> [Set task]
Each line of the material must be repeated precisely, with the pictures left out.

> [Records for the exercise]
▼
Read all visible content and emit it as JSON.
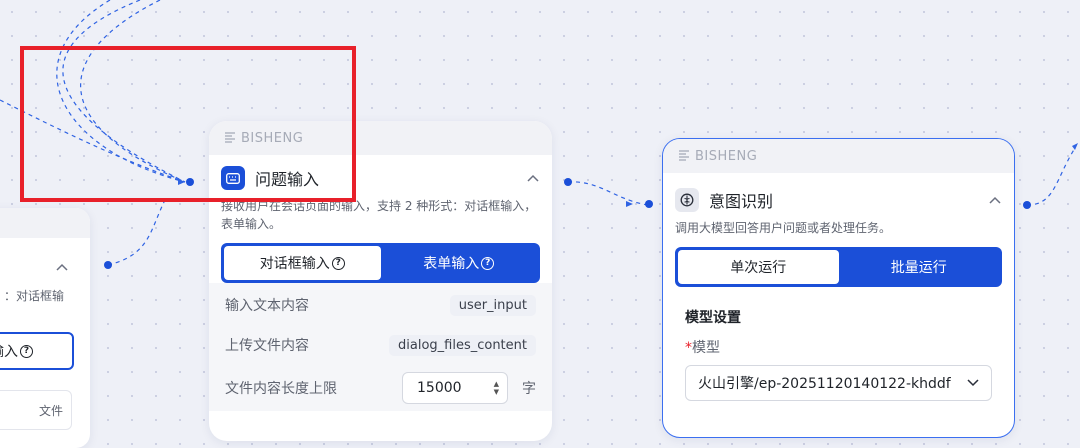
{
  "canvas": {
    "accent": "#1b4fd8",
    "highlight_color": "#e8202a",
    "edge_color": "#2f63e3"
  },
  "left_node": {
    "desc_partial": "：对话框输",
    "input_partial": "输入",
    "file_partial": "文件"
  },
  "input_node": {
    "brand": "BISHENG",
    "title": "问题输入",
    "title_icon": "keyboard-icon",
    "description": "接收用户在会话页面的输入，支持 2 种形式：对话框输入，表单输入。",
    "tabs": [
      {
        "label": "对话框输入",
        "active": true
      },
      {
        "label": "表单输入",
        "active": false
      }
    ],
    "rows": [
      {
        "label": "输入文本内容",
        "value": "user_input"
      },
      {
        "label": "上传文件内容",
        "value": "dialog_files_content"
      }
    ],
    "limit": {
      "label": "文件内容长度上限",
      "value": "15000",
      "unit": "字"
    }
  },
  "intent_node": {
    "brand": "BISHENG",
    "title": "意图识别",
    "title_icon": "brain-icon",
    "description": "调用大模型回答用户问题或者处理任务。",
    "tabs": [
      {
        "label": "单次运行",
        "active": true
      },
      {
        "label": "批量运行",
        "active": false
      }
    ],
    "section_title": "模型设置",
    "model_label": "模型",
    "required_mark": "*",
    "model_value": "火山引擎/ep-20251120140122-khddf"
  }
}
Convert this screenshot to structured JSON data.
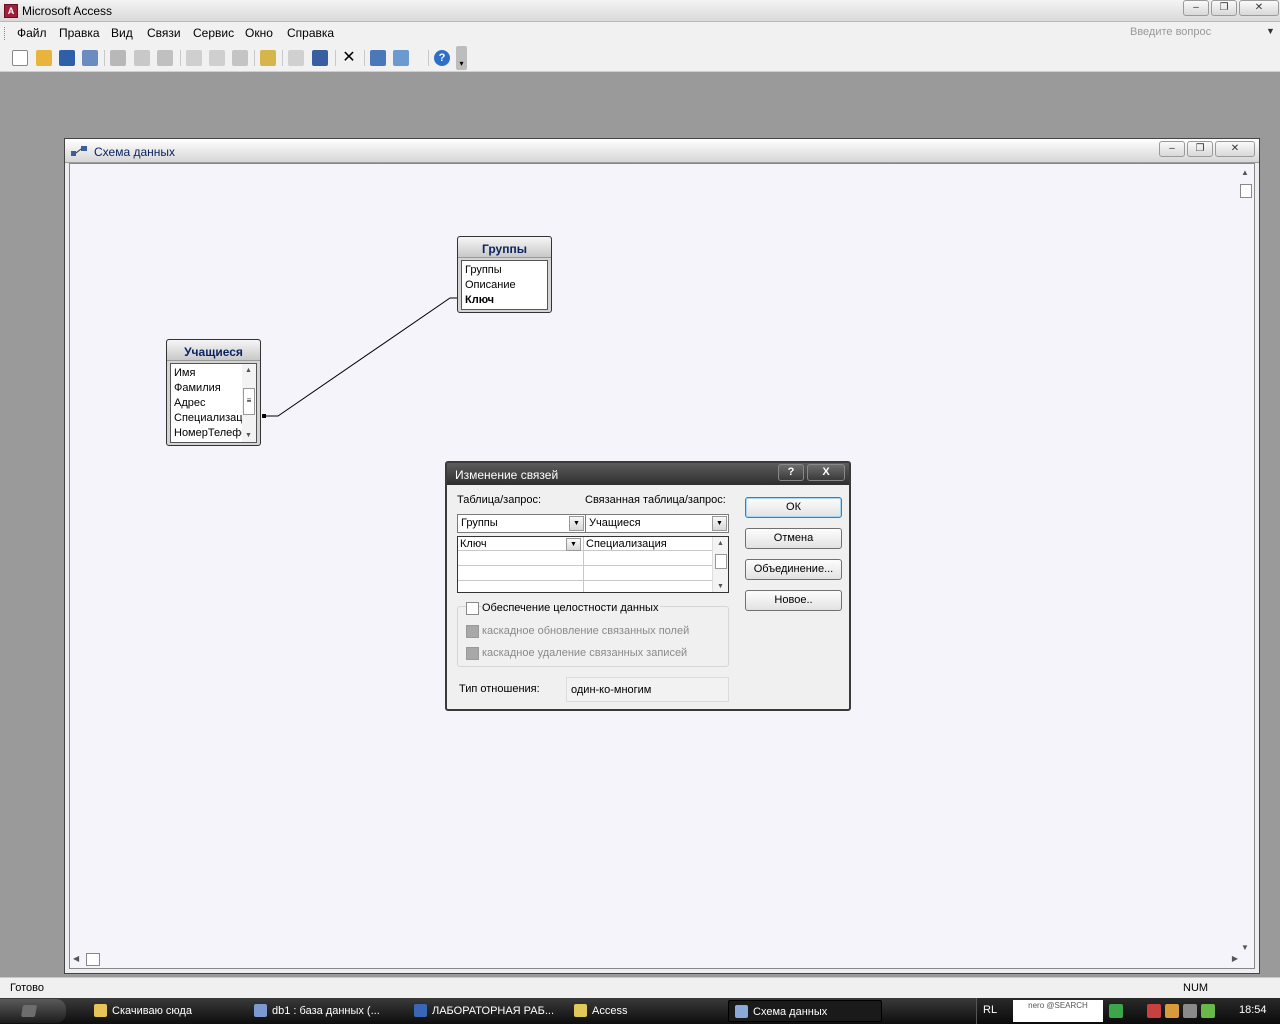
{
  "app": {
    "title": "Microsoft Access",
    "icon": "access-key-icon"
  },
  "menu": {
    "items": [
      "Файл",
      "Правка",
      "Вид",
      "Связи",
      "Сервис",
      "Окно",
      "Справка"
    ],
    "help_search_placeholder": "Введите вопрос"
  },
  "toolbar": {
    "icons": [
      "new-icon",
      "open-icon",
      "save-icon",
      "search-icon",
      "print-icon",
      "print-preview-icon",
      "spelling-icon",
      "cut-icon",
      "copy-icon",
      "paste-icon",
      "show-table-icon",
      "show-direct-icon",
      "show-all-icon",
      "delete-icon",
      "new-object-icon",
      "new-object-dropdown-icon",
      "help-icon"
    ]
  },
  "relationships_window": {
    "title": "Схема данных",
    "tables": [
      {
        "name": "Группы",
        "fields": [
          {
            "name": "Группы",
            "is_key": false
          },
          {
            "name": "Описание",
            "is_key": false
          },
          {
            "name": "Ключ",
            "is_key": true
          }
        ]
      },
      {
        "name": "Учащиеся",
        "fields": [
          {
            "name": "Имя",
            "is_key": false
          },
          {
            "name": "Фамилия",
            "is_key": false
          },
          {
            "name": "Адрес",
            "is_key": false
          },
          {
            "name": "Специализац",
            "is_key": false
          },
          {
            "name": "НомерТелефо",
            "is_key": false
          }
        ]
      }
    ]
  },
  "dialog": {
    "title": "Изменение связей",
    "help_label": "?",
    "close_label": "X",
    "table_label": "Таблица/запрос:",
    "related_label": "Связанная таблица/запрос:",
    "table_value": "Группы",
    "related_value": "Учащиеся",
    "field_rows": [
      {
        "left": "Ключ",
        "right": "Специализация"
      },
      {
        "left": "",
        "right": ""
      },
      {
        "left": "",
        "right": ""
      }
    ],
    "buttons": {
      "ok": "ОК",
      "cancel": "Отмена",
      "join": "Объединение...",
      "new": "Новое.."
    },
    "integrity": {
      "label": "Обеспечение целостности данных",
      "checked": false
    },
    "cascade_update": {
      "label": "каскадное обновление связанных полей",
      "enabled": false
    },
    "cascade_delete": {
      "label": "каскадное удаление связанных записей",
      "enabled": false
    },
    "relation_type_label": "Тип отношения:",
    "relation_type_value": "один-ко-многим"
  },
  "statusbar": {
    "left": "Готово",
    "right": "NUM"
  },
  "taskbar": {
    "tasks": [
      {
        "label": "Скачиваю сюда",
        "icon": "folder-icon",
        "active": false
      },
      {
        "label": "db1 : база данных (...",
        "icon": "database-icon",
        "active": false
      },
      {
        "label": "ЛАБОРАТОРНАЯ РАБ...",
        "icon": "word-icon",
        "active": false
      },
      {
        "label": "Access",
        "icon": "access-icon",
        "active": false
      },
      {
        "label": "Схема данных",
        "icon": "relationships-icon",
        "active": true
      }
    ],
    "language": "RL",
    "nero_label": "nero @SEARCH",
    "clock": "18:54"
  },
  "colors": {
    "workspace": "#9a9a9a",
    "canvas": "#f4f4fa",
    "table_title": "#0b2361",
    "dialog_title_bar": "#3a3a3a"
  }
}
▲
> [Written reply]
Read all visible content and emit it as JSON.
{
  "canvas": {
    "accent": "#1b4fd8",
    "highlight_color": "#e8202a",
    "edge_color": "#2f63e3"
  },
  "left_node": {
    "desc_partial": "：对话框输",
    "input_partial": "输入",
    "file_partial": "文件"
  },
  "input_node": {
    "brand": "BISHENG",
    "title": "问题输入",
    "title_icon": "keyboard-icon",
    "description": "接收用户在会话页面的输入，支持 2 种形式：对话框输入，表单输入。",
    "tabs": [
      {
        "label": "对话框输入",
        "active": true
      },
      {
        "label": "表单输入",
        "active": false
      }
    ],
    "rows": [
      {
        "label": "输入文本内容",
        "value": "user_input"
      },
      {
        "label": "上传文件内容",
        "value": "dialog_files_content"
      }
    ],
    "limit": {
      "label": "文件内容长度上限",
      "value": "15000",
      "unit": "字"
    }
  },
  "intent_node": {
    "brand": "BISHENG",
    "title": "意图识别",
    "title_icon": "brain-icon",
    "description": "调用大模型回答用户问题或者处理任务。",
    "tabs": [
      {
        "label": "单次运行",
        "active": true
      },
      {
        "label": "批量运行",
        "active": false
      }
    ],
    "section_title": "模型设置",
    "model_label": "模型",
    "required_mark": "*",
    "model_value": "火山引擎/ep-20251120140122-khddf"
  }
}
Convert this screenshot to structured JSON data.
{
  "app": {
    "title": "Microsoft Access",
    "icon": "access-key-icon"
  },
  "menu": {
    "items": [
      "Файл",
      "Правка",
      "Вид",
      "Связи",
      "Сервис",
      "Окно",
      "Справка"
    ],
    "help_search_placeholder": "Введите вопрос"
  },
  "toolbar": {
    "icons": [
      "new-icon",
      "open-icon",
      "save-icon",
      "search-icon",
      "print-icon",
      "print-preview-icon",
      "spelling-icon",
      "cut-icon",
      "copy-icon",
      "paste-icon",
      "show-table-icon",
      "show-direct-icon",
      "show-all-icon",
      "delete-icon",
      "new-object-icon",
      "new-object-dropdown-icon",
      "help-icon"
    ]
  },
  "relationships_window": {
    "title": "Схема данных",
    "tables": [
      {
        "name": "Группы",
        "fields": [
          {
            "name": "Группы",
            "is_key": false
          },
          {
            "name": "Описание",
            "is_key": false
          },
          {
            "name": "Ключ",
            "is_key": true
          }
        ]
      },
      {
        "name": "Учащиеся",
        "fields": [
          {
            "name": "Имя",
            "is_key": false
          },
          {
            "name": "Фамилия",
            "is_key": false
          },
          {
            "name": "Адрес",
            "is_key": false
          },
          {
            "name": "Специализац",
            "is_key": false
          },
          {
            "name": "НомерТелефо",
            "is_key": false
          }
        ]
      }
    ]
  },
  "dialog": {
    "title": "Изменение связей",
    "help_label": "?",
    "close_label": "X",
    "table_label": "Таблица/запрос:",
    "related_label": "Связанная таблица/запрос:",
    "table_value": "Группы",
    "related_value": "Учащиеся",
    "field_rows": [
      {
        "left": "Ключ",
        "right": "Специализация"
      },
      {
        "left": "",
        "right": ""
      },
      {
        "left": "",
        "right": ""
      }
    ],
    "buttons": {
      "ok": "ОК",
      "cancel": "Отмена",
      "join": "Объединение...",
      "new": "Новое.."
    },
    "integrity": {
      "label": "Обеспечение целостности данных",
      "checked": false
    },
    "cascade_update": {
      "label": "каскадное обновление связанных полей",
      "enabled": false
    },
    "cascade_delete": {
      "label": "каскадное удаление связанных записей",
      "enabled": false
    },
    "relation_type_label": "Тип отношения:",
    "relation_type_value": "один-ко-многим"
  },
  "statusbar": {
    "left": "Готово",
    "right": "NUM"
  },
  "taskbar": {
    "tasks": [
      {
        "label": "Скачиваю сюда",
        "icon": "folder-icon",
        "active": false
      },
      {
        "label": "db1 : база данных (...",
        "icon": "database-icon",
        "active": false
      },
      {
        "label": "ЛАБОРАТОРНАЯ РАБ...",
        "icon": "word-icon",
        "active": false
      },
      {
        "label": "Access",
        "icon": "access-icon",
        "active": false
      },
      {
        "label": "Схема данных",
        "icon": "relationships-icon",
        "active": true
      }
    ],
    "language": "RL",
    "nero_label": "nero @SEARCH",
    "clock": "18:54"
  },
  "colors": {
    "workspace": "#9a9a9a",
    "canvas": "#f4f4fa",
    "table_title": "#0b2361",
    "dialog_title_bar": "#3a3a3a"
  }
}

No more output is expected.